Give a verbatim quotation of every record.

--------------------

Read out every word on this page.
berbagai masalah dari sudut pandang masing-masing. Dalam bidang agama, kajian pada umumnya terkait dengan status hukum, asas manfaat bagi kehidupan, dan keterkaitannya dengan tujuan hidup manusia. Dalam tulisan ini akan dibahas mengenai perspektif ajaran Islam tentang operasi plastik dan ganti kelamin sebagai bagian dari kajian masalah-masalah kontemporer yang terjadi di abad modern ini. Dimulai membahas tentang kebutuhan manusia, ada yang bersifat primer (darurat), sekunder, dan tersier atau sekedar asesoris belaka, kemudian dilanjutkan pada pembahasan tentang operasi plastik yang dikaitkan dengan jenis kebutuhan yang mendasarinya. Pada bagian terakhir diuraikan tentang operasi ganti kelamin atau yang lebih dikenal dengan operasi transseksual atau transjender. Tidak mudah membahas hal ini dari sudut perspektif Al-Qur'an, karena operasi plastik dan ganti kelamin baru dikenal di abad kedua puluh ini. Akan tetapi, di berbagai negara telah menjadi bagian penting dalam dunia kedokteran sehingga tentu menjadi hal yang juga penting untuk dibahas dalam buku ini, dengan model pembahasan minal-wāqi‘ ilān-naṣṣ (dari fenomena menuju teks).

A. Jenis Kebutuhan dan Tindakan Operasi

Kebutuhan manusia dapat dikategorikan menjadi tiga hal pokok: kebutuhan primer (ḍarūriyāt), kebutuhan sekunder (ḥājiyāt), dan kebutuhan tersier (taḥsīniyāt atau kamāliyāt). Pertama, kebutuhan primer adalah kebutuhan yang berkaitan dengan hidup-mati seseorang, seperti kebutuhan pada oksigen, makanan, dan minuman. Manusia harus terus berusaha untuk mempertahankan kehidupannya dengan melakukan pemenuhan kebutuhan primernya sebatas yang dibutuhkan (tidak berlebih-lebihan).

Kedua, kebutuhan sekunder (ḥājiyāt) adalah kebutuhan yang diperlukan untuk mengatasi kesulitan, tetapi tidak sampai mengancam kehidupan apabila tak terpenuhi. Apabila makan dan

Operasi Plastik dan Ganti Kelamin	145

--------------------

--- Task output ---
Read out every word on this page.
berbagai masalah dari sudut pandang masing-masing. Dalam bidang agama, kajian pada umumnya terkait dengan status hukum, asas manfaat bagi kehidupan, dan keterkaitannya dengan tujuan hidup manusia. Dalam tulisan ini akan dibahas mengenai perspektif ajaran Islam tentang operasi plastik dan ganti kelamin sebagai bagian dari kajian masalah-masalah kontemporer yang terjadi di abad modern ini. Dimulai membahas tentang kebutuhan manusia, ada yang bersifat primer (darurat), sekunder, dan tersier atau sekedar asesoris belaka, kemudian dilanjutkan pada pembahasan tentang operasi plastik yang dikaitkan dengan jenis kebutuhan yang mendasarinya. Pada bagian terakhir diuraikan tentang operasi ganti kelamin atau yang lebih dikenal dengan operasi transseksual atau transjender. Tidak mudah membahas hal ini dari sudut perspektif Al-Qur'an, karena operasi plastik dan ganti kelamin baru dikenal di abad kedua puluh ini. Akan tetapi, di berbagai negara telah menjadi bagian penting dalam dunia kedokteran sehingga tentu menjadi hal yang juga penting untuk dibahas dalam buku ini, dengan model pembahasan minal-wāqi‘ ilān-naṣṣ (dari fenomena menuju teks).

A. Jenis Kebutuhan dan Tindakan Operasi

Kebutuhan manusia dapat dikategorikan menjadi tiga hal pokok: kebutuhan primer (ḍarūriyāt), kebutuhan sekunder (ḥājiyāt), dan kebutuhan tersier (taḥsīniyāt atau kamāliyāt). Pertama, kebutuhan primer adalah kebutuhan yang berkaitan dengan hidup-mati seseorang, seperti kebutuhan pada oksigen, makanan, dan minuman. Manusia harus terus berusaha untuk mempertahankan kehidupannya dengan melakukan pemenuhan kebutuhan primernya sebatas yang dibutuhkan (tidak berlebih-lebihan).

Kedua, kebutuhan sekunder (ḥājiyāt) adalah kebutuhan yang diperlukan untuk mengatasi kesulitan, tetapi tidak sampai mengancam kehidupan apabila tak terpenuhi. Apabila makan dan

Operasi Plastik dan Ganti Kelamin	145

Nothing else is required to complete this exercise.